TO DO: Emit the data below verbatim, stripping out any pictures.

Data records:
◆ ◆ ◆ ◆
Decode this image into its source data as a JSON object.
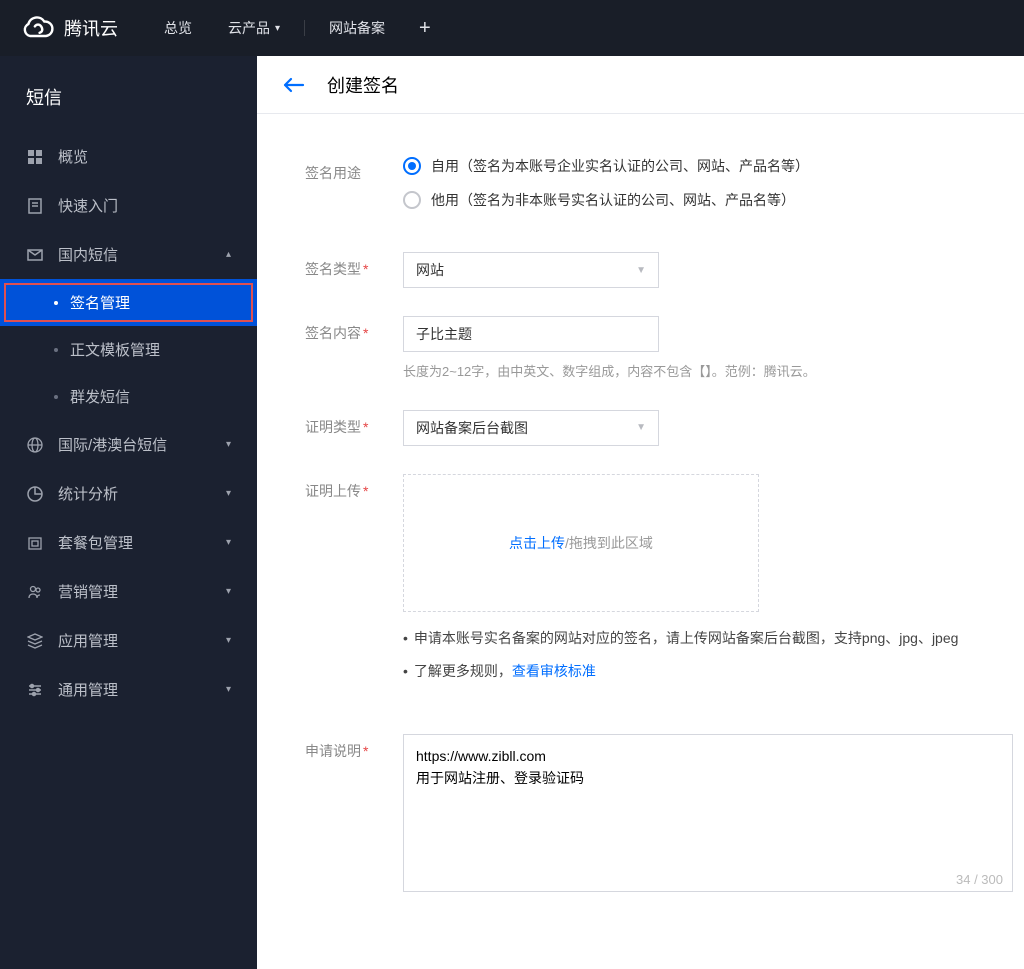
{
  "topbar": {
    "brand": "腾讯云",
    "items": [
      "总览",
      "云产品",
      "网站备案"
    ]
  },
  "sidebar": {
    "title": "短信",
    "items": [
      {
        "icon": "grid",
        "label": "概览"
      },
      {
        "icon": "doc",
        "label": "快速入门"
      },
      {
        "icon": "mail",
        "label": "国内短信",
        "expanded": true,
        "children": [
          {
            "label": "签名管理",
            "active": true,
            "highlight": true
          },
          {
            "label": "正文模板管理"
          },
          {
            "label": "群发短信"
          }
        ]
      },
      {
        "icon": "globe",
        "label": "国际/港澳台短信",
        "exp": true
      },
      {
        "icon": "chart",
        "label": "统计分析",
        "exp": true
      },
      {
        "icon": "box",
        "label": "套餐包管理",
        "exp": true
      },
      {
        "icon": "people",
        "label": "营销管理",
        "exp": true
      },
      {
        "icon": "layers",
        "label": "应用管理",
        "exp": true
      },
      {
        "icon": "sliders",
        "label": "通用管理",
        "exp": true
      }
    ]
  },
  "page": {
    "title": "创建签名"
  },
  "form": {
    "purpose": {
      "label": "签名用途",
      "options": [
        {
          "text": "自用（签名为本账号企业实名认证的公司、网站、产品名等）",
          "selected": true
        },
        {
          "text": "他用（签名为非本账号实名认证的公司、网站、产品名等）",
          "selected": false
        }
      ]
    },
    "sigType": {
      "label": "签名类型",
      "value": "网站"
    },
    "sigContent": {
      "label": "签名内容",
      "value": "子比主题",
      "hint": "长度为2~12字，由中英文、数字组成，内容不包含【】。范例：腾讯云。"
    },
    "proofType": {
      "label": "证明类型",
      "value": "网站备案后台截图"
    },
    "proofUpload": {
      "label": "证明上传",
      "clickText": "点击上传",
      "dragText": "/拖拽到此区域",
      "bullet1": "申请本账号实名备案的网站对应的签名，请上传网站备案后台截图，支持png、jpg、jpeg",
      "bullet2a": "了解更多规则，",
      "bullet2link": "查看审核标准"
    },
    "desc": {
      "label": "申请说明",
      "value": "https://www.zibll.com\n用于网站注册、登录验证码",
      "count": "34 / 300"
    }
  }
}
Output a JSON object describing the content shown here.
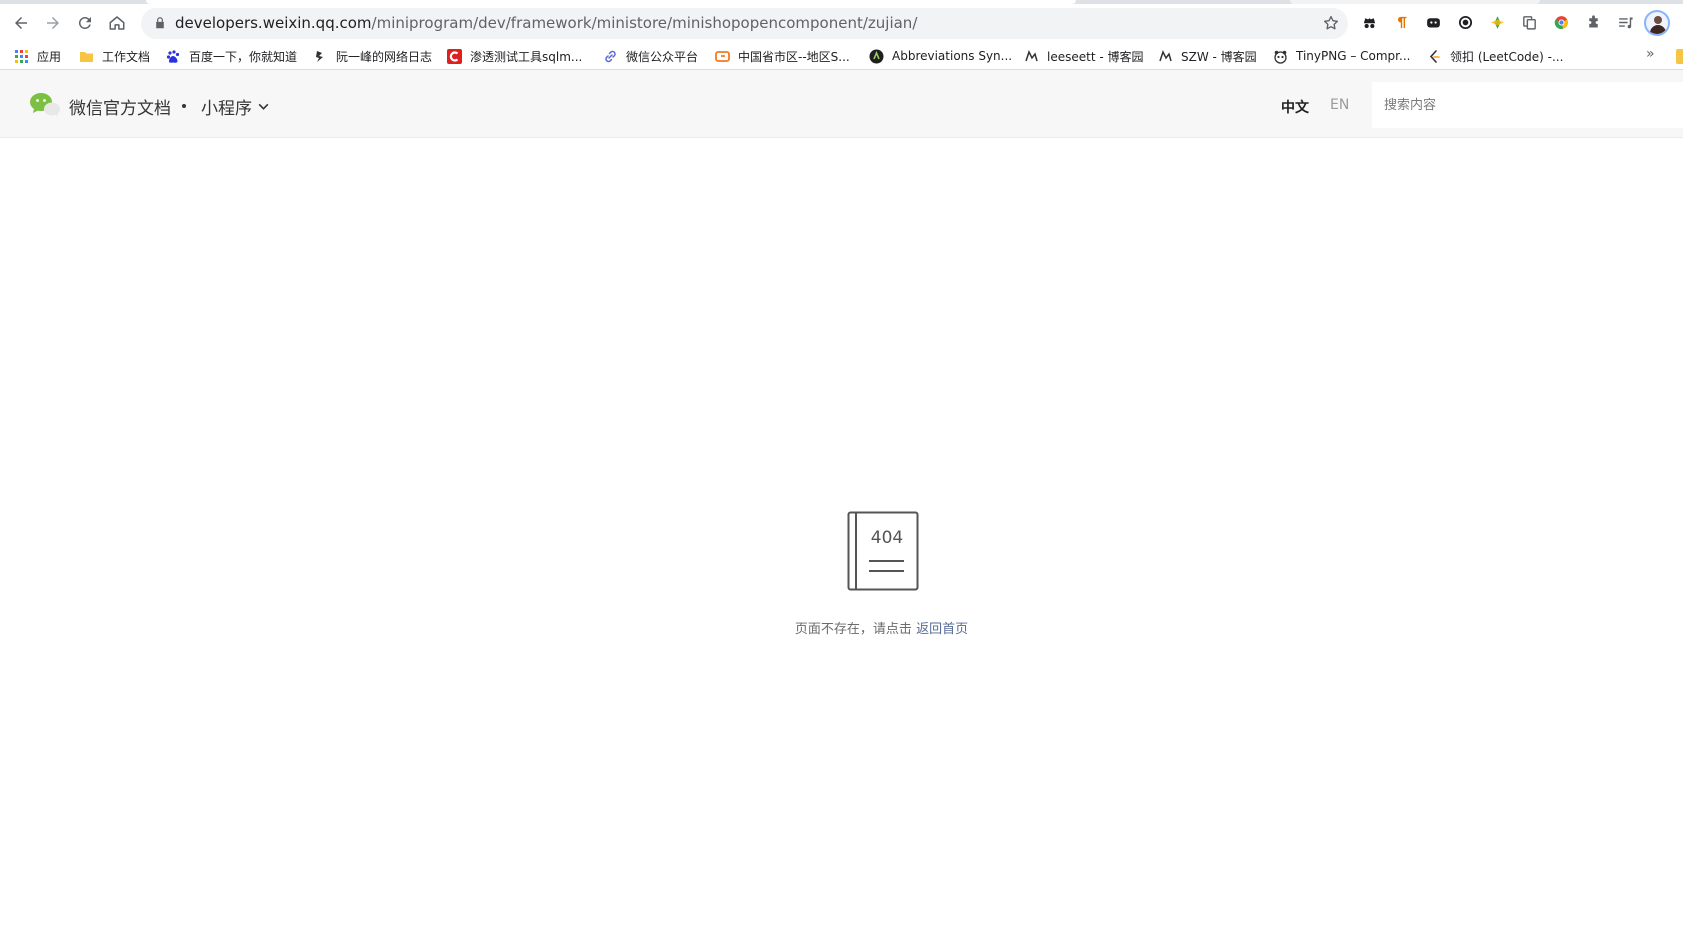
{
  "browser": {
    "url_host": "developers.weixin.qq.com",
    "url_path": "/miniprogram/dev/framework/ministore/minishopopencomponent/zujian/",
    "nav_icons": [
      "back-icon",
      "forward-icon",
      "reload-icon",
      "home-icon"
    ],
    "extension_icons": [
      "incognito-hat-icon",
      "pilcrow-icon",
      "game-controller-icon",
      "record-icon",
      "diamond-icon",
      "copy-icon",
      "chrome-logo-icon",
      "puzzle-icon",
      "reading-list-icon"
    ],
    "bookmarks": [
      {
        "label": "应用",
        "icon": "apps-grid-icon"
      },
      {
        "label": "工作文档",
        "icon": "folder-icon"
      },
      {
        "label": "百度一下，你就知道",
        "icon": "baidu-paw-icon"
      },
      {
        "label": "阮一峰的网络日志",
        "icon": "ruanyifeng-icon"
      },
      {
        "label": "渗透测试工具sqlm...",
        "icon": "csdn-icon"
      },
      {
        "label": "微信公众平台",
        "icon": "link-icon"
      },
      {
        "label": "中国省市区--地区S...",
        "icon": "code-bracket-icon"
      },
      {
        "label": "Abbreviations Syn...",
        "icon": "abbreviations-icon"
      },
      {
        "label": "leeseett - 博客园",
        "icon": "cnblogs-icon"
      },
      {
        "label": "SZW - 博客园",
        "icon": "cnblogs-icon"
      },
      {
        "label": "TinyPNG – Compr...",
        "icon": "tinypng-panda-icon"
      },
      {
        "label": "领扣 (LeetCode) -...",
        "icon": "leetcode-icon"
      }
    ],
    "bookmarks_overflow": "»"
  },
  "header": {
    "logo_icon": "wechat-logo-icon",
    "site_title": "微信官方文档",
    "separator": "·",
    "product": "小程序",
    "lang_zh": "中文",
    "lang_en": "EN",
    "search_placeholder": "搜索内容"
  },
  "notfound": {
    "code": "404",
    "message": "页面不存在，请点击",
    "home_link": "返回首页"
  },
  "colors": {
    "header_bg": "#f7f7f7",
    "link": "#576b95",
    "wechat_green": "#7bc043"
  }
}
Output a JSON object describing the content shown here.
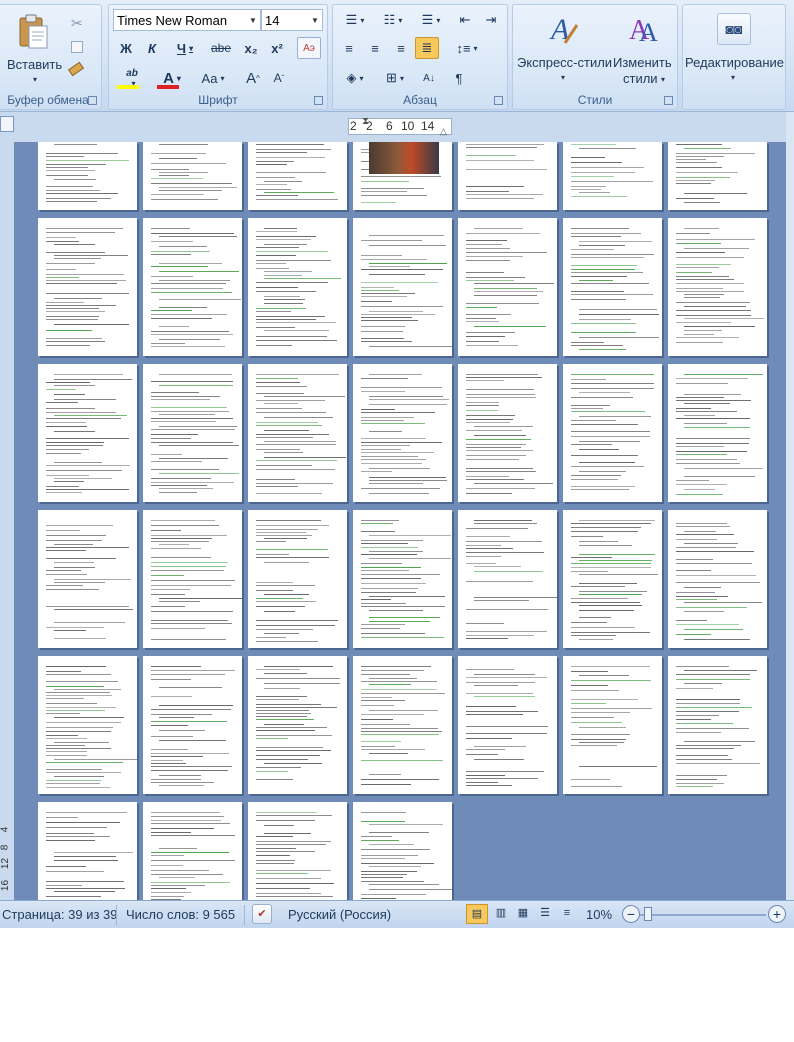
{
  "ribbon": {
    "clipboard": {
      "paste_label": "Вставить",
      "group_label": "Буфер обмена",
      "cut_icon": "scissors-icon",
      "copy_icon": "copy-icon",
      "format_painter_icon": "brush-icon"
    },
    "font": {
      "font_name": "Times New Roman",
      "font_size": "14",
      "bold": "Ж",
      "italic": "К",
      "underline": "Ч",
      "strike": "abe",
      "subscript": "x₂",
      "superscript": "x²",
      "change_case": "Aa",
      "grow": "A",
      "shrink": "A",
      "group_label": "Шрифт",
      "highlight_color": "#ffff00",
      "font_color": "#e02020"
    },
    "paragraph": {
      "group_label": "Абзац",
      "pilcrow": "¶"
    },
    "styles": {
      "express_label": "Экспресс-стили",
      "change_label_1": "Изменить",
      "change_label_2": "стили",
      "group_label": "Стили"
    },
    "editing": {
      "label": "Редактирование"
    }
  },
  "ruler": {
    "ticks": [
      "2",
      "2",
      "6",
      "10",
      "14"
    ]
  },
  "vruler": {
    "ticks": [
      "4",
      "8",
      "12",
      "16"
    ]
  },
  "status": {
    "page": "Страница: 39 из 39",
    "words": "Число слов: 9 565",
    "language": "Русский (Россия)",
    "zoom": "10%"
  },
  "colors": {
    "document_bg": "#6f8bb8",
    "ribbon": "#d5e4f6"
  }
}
◆ ◆ ◆ ◆
RESULT BELOW:
Decode this image into its source data as a JSON object.
{
  "topbar": {
    "brand": "腾讯云",
    "items": [
      "总览",
      "云产品",
      "网站备案"
    ]
  },
  "sidebar": {
    "title": "短信",
    "items": [
      {
        "icon": "grid",
        "label": "概览"
      },
      {
        "icon": "doc",
        "label": "快速入门"
      },
      {
        "icon": "mail",
        "label": "国内短信",
        "expanded": true,
        "children": [
          {
            "label": "签名管理",
            "active": true,
            "highlight": true
          },
          {
            "label": "正文模板管理"
          },
          {
            "label": "群发短信"
          }
        ]
      },
      {
        "icon": "globe",
        "label": "国际/港澳台短信",
        "exp": true
      },
      {
        "icon": "chart",
        "label": "统计分析",
        "exp": true
      },
      {
        "icon": "box",
        "label": "套餐包管理",
        "exp": true
      },
      {
        "icon": "people",
        "label": "营销管理",
        "exp": true
      },
      {
        "icon": "layers",
        "label": "应用管理",
        "exp": true
      },
      {
        "icon": "sliders",
        "label": "通用管理",
        "exp": true
      }
    ]
  },
  "page": {
    "title": "创建签名"
  },
  "form": {
    "purpose": {
      "label": "签名用途",
      "options": [
        {
          "text": "自用（签名为本账号企业实名认证的公司、网站、产品名等）",
          "selected": true
        },
        {
          "text": "他用（签名为非本账号实名认证的公司、网站、产品名等）",
          "selected": false
        }
      ]
    },
    "sigType": {
      "label": "签名类型",
      "value": "网站"
    },
    "sigContent": {
      "label": "签名内容",
      "value": "子比主题",
      "hint": "长度为2~12字，由中英文、数字组成，内容不包含【】。范例：腾讯云。"
    },
    "proofType": {
      "label": "证明类型",
      "value": "网站备案后台截图"
    },
    "proofUpload": {
      "label": "证明上传",
      "clickText": "点击上传",
      "dragText": "/拖拽到此区域",
      "bullet1": "申请本账号实名备案的网站对应的签名，请上传网站备案后台截图，支持png、jpg、jpeg",
      "bullet2a": "了解更多规则，",
      "bullet2link": "查看审核标准"
    },
    "desc": {
      "label": "申请说明",
      "value": "https://www.zibll.com\n用于网站注册、登录验证码",
      "count": "34 / 300"
    }
  }
}
Output a JSON object describing the content shown here.
{
  "browser": {
    "url_host": "developers.weixin.qq.com",
    "url_path": "/miniprogram/dev/framework/ministore/minishopopencomponent/zujian/",
    "nav_icons": [
      "back-icon",
      "forward-icon",
      "reload-icon",
      "home-icon"
    ],
    "extension_icons": [
      "incognito-hat-icon",
      "pilcrow-icon",
      "game-controller-icon",
      "record-icon",
      "diamond-icon",
      "copy-icon",
      "chrome-logo-icon",
      "puzzle-icon",
      "reading-list-icon"
    ],
    "bookmarks": [
      {
        "label": "应用",
        "icon": "apps-grid-icon"
      },
      {
        "label": "工作文档",
        "icon": "folder-icon"
      },
      {
        "label": "百度一下，你就知道",
        "icon": "baidu-paw-icon"
      },
      {
        "label": "阮一峰的网络日志",
        "icon": "ruanyifeng-icon"
      },
      {
        "label": "渗透测试工具sqlm...",
        "icon": "csdn-icon"
      },
      {
        "label": "微信公众平台",
        "icon": "link-icon"
      },
      {
        "label": "中国省市区--地区S...",
        "icon": "code-bracket-icon"
      },
      {
        "label": "Abbreviations Syn...",
        "icon": "abbreviations-icon"
      },
      {
        "label": "leeseett - 博客园",
        "icon": "cnblogs-icon"
      },
      {
        "label": "SZW - 博客园",
        "icon": "cnblogs-icon"
      },
      {
        "label": "TinyPNG – Compr...",
        "icon": "tinypng-panda-icon"
      },
      {
        "label": "领扣 (LeetCode) -...",
        "icon": "leetcode-icon"
      }
    ],
    "bookmarks_overflow": "»"
  },
  "header": {
    "logo_icon": "wechat-logo-icon",
    "site_title": "微信官方文档",
    "separator": "·",
    "product": "小程序",
    "lang_zh": "中文",
    "lang_en": "EN",
    "search_placeholder": "搜索内容"
  },
  "notfound": {
    "code": "404",
    "message": "页面不存在，请点击",
    "home_link": "返回首页"
  },
  "colors": {
    "header_bg": "#f7f7f7",
    "link": "#576b95",
    "wechat_green": "#7bc043"
  }
}
Output a JSON object describing the content shown here.
{
  "ribbon": {
    "clipboard": {
      "paste_label": "Вставить",
      "group_label": "Буфер обмена",
      "cut_icon": "scissors-icon",
      "copy_icon": "copy-icon",
      "format_painter_icon": "brush-icon"
    },
    "font": {
      "font_name": "Times New Roman",
      "font_size": "14",
      "bold": "Ж",
      "italic": "К",
      "underline": "Ч",
      "strike": "abe",
      "subscript": "x₂",
      "superscript": "x²",
      "change_case": "Aa",
      "grow": "A",
      "shrink": "A",
      "group_label": "Шрифт",
      "highlight_color": "#ffff00",
      "font_color": "#e02020"
    },
    "paragraph": {
      "group_label": "Абзац",
      "pilcrow": "¶"
    },
    "styles": {
      "express_label": "Экспресс-стили",
      "change_label_1": "Изменить",
      "change_label_2": "стили",
      "group_label": "Стили"
    },
    "editing": {
      "label": "Редактирование"
    }
  },
  "ruler": {
    "ticks": [
      "2",
      "2",
      "6",
      "10",
      "14"
    ]
  },
  "vruler": {
    "ticks": [
      "4",
      "8",
      "12",
      "16"
    ]
  },
  "status": {
    "page": "Страница: 39 из 39",
    "words": "Число слов: 9 565",
    "language": "Русский (Россия)",
    "zoom": "10%"
  },
  "colors": {
    "document_bg": "#6f8bb8",
    "ribbon": "#d5e4f6"
  }
}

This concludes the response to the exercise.